» Given problem
Collect each line holding the string "this".

» Extracts from a graphics dataset
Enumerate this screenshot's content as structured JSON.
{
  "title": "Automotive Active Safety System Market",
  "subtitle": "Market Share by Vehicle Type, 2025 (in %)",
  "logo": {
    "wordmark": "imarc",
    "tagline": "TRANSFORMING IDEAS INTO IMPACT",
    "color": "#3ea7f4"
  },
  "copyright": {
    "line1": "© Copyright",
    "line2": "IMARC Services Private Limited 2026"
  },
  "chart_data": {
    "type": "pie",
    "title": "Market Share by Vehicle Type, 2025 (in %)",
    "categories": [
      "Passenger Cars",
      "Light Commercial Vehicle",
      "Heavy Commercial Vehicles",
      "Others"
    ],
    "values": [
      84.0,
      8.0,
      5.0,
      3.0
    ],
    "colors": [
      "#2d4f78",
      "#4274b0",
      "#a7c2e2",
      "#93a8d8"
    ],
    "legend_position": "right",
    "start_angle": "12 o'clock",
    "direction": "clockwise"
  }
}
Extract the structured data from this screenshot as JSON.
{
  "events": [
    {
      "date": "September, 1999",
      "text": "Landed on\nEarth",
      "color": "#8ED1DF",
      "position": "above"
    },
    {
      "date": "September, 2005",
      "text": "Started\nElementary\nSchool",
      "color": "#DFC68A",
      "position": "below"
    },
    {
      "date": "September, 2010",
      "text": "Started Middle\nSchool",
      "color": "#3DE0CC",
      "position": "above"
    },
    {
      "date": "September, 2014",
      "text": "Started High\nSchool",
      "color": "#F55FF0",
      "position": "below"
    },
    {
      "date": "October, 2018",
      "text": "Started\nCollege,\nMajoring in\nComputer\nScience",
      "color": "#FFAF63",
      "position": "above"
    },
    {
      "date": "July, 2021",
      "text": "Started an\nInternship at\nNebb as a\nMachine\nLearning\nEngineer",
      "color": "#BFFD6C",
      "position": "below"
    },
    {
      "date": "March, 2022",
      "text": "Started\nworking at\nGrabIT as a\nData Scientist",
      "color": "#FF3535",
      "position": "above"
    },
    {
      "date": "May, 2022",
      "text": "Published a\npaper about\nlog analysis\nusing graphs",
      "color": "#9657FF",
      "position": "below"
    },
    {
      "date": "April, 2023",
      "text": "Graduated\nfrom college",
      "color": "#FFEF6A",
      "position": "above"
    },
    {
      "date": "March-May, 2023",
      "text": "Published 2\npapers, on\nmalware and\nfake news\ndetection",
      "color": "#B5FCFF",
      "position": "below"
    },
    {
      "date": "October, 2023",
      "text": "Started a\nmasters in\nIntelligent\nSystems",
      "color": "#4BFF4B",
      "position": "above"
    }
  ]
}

» Output below
Enumerate this screenshot's content as structured JSON.
Extract the structured data from this screenshot as JSON.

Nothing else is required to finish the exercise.